The data:

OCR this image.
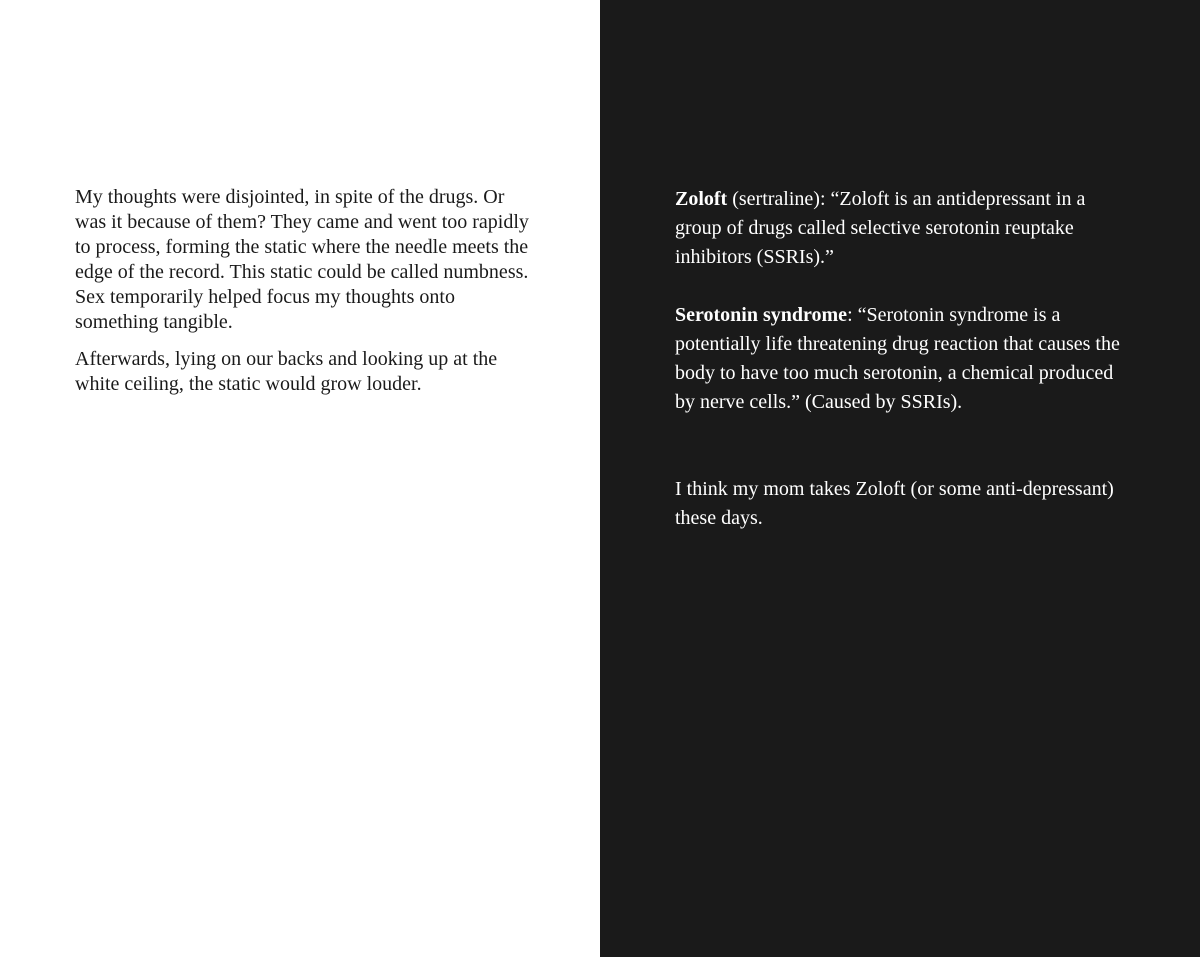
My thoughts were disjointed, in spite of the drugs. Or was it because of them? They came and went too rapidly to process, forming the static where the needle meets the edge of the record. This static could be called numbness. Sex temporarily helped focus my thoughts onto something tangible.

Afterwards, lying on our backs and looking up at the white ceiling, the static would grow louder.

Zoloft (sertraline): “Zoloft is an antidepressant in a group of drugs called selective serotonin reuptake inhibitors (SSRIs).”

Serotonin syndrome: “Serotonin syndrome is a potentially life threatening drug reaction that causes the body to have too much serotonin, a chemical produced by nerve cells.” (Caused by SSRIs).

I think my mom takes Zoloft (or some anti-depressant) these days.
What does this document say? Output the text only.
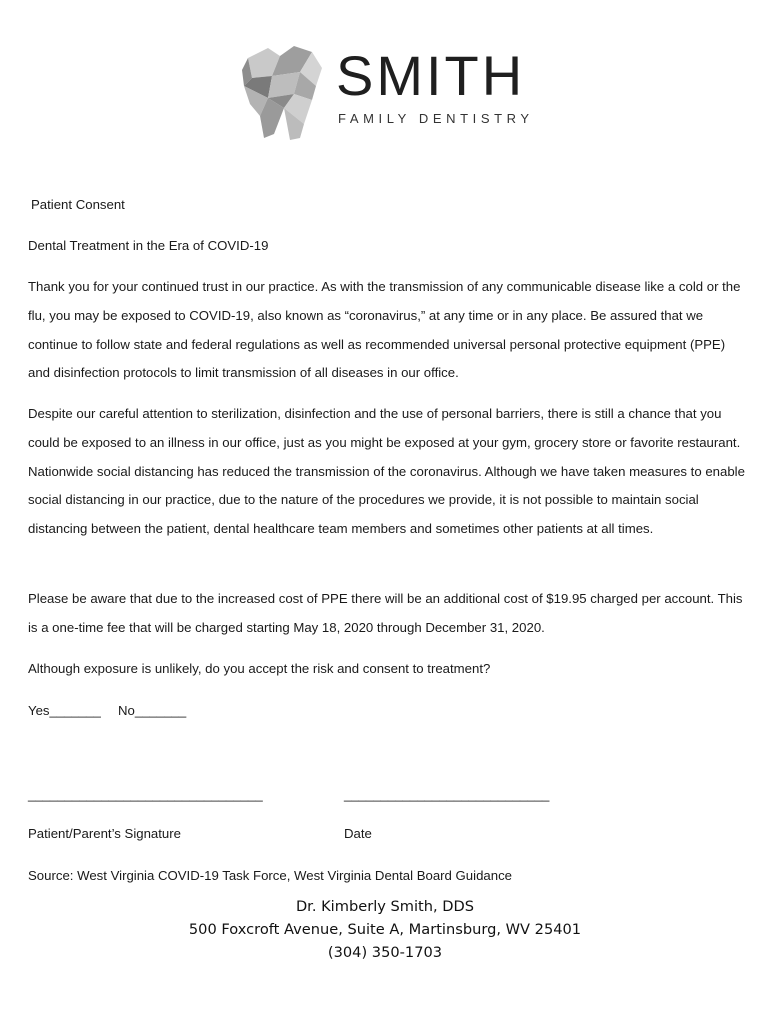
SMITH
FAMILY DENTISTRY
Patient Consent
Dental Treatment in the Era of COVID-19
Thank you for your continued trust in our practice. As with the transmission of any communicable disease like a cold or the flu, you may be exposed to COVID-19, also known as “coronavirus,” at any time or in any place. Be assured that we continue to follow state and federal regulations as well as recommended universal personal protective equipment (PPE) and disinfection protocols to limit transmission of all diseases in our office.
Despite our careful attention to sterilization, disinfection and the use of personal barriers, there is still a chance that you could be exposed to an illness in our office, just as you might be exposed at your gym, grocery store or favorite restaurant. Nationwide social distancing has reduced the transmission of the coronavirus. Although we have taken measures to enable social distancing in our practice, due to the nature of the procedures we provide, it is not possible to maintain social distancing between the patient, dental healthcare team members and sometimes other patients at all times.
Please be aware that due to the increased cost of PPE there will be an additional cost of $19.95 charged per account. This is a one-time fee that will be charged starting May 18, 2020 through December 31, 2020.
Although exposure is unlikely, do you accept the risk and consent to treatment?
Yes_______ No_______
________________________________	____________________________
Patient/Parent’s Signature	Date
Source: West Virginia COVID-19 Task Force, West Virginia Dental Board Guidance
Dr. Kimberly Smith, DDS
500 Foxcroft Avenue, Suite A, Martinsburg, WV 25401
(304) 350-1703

Aim of the exercise: Nothing but the lines with "SSRIs" should be returned, copied from the entries above.

Solution to this task:
Zoloft (sertraline): “Zoloft is an antidepressant in a group of drugs called selective serotonin reuptake inhibitors (SSRIs).”
Serotonin syndrome: “Serotonin syndrome is a potentially life threatening drug reaction that causes the body to have too much serotonin, a chemical produced by nerve cells.” (Caused by SSRIs).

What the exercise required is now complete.